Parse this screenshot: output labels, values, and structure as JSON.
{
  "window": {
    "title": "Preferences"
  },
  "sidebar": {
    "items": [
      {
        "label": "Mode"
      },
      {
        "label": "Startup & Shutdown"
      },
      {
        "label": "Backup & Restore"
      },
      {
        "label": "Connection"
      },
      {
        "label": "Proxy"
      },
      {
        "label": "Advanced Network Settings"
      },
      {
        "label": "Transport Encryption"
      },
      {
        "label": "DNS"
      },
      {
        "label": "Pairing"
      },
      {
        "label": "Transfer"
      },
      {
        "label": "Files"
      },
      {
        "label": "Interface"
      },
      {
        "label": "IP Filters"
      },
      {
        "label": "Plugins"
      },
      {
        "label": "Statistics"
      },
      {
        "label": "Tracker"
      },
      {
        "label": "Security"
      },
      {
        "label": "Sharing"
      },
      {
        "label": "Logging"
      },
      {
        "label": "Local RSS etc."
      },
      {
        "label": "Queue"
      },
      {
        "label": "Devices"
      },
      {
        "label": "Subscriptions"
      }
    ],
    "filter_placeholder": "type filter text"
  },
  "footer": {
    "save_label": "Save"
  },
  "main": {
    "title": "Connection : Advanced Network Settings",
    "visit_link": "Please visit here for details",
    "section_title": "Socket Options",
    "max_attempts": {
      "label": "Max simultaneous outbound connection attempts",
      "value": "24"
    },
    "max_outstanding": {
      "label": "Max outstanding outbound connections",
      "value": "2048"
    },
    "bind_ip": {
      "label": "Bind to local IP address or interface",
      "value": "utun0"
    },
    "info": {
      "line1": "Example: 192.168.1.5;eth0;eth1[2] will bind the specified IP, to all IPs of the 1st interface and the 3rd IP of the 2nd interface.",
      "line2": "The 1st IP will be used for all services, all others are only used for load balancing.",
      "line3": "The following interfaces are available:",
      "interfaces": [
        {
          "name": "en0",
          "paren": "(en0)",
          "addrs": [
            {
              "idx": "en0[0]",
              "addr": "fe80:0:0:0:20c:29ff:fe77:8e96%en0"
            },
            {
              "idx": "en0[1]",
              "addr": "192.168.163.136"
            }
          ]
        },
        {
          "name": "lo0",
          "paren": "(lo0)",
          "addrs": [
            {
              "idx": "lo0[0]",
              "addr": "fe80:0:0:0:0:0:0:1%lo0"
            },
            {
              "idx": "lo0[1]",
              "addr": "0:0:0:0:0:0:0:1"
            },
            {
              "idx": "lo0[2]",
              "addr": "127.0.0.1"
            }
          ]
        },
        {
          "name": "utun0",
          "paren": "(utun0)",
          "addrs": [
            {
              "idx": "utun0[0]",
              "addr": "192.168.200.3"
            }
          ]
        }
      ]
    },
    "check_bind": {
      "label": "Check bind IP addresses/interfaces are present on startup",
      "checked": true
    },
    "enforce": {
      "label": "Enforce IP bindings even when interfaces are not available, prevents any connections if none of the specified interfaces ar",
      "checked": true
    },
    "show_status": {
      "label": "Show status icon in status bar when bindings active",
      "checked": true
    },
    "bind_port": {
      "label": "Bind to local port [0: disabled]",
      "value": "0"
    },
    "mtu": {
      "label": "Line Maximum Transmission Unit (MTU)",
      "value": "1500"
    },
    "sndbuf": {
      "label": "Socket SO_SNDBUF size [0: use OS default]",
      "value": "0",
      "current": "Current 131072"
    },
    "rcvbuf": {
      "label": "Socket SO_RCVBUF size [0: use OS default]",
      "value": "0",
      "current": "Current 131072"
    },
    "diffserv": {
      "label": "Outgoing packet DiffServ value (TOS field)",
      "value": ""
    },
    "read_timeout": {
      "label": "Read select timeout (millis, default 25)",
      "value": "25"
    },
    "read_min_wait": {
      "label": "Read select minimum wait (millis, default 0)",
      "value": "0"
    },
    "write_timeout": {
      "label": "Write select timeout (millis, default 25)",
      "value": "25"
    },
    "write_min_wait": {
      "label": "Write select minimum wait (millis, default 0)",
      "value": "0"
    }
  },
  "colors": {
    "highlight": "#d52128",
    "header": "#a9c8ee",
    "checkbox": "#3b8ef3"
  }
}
.....
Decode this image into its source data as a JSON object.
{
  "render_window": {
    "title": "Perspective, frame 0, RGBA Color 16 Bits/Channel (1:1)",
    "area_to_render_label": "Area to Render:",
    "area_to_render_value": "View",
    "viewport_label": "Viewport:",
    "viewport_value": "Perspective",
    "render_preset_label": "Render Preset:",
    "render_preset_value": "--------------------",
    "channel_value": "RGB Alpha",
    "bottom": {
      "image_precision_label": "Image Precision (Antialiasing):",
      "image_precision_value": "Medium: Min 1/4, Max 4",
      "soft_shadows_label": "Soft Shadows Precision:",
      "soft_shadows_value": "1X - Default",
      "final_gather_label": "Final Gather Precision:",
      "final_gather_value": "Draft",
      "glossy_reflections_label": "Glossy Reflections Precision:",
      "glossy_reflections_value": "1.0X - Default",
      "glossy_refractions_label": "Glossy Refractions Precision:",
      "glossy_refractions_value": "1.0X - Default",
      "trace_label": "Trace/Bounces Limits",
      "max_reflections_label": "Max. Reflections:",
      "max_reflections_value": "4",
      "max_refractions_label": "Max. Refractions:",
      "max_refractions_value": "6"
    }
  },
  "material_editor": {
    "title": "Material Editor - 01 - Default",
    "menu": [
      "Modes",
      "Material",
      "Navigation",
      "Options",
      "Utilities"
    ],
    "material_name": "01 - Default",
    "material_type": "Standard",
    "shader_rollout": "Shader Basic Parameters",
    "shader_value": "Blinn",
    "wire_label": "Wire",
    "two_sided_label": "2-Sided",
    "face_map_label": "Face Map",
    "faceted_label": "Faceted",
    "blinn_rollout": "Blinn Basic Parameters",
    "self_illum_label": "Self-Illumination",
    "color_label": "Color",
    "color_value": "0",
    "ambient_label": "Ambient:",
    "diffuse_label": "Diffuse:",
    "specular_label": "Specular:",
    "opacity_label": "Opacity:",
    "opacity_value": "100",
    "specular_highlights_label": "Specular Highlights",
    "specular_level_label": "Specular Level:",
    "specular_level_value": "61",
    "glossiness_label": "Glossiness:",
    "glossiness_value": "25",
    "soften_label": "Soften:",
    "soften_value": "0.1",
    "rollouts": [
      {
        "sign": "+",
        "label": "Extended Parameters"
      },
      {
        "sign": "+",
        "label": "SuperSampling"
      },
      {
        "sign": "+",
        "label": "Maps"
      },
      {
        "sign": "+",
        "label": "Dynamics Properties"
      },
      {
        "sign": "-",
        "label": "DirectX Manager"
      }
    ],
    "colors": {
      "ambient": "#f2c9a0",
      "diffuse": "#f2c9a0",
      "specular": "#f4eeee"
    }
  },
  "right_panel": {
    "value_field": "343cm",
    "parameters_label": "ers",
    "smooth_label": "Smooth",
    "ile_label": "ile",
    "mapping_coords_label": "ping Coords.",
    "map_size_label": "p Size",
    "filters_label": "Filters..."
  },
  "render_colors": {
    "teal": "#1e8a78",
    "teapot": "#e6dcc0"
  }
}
.....
▶ **Directive**
In the entries above, find each line with the word "Filters" and show it.

▶ **Correct response**
        "label": "IP Filters"
    "filters_label": "Filters..."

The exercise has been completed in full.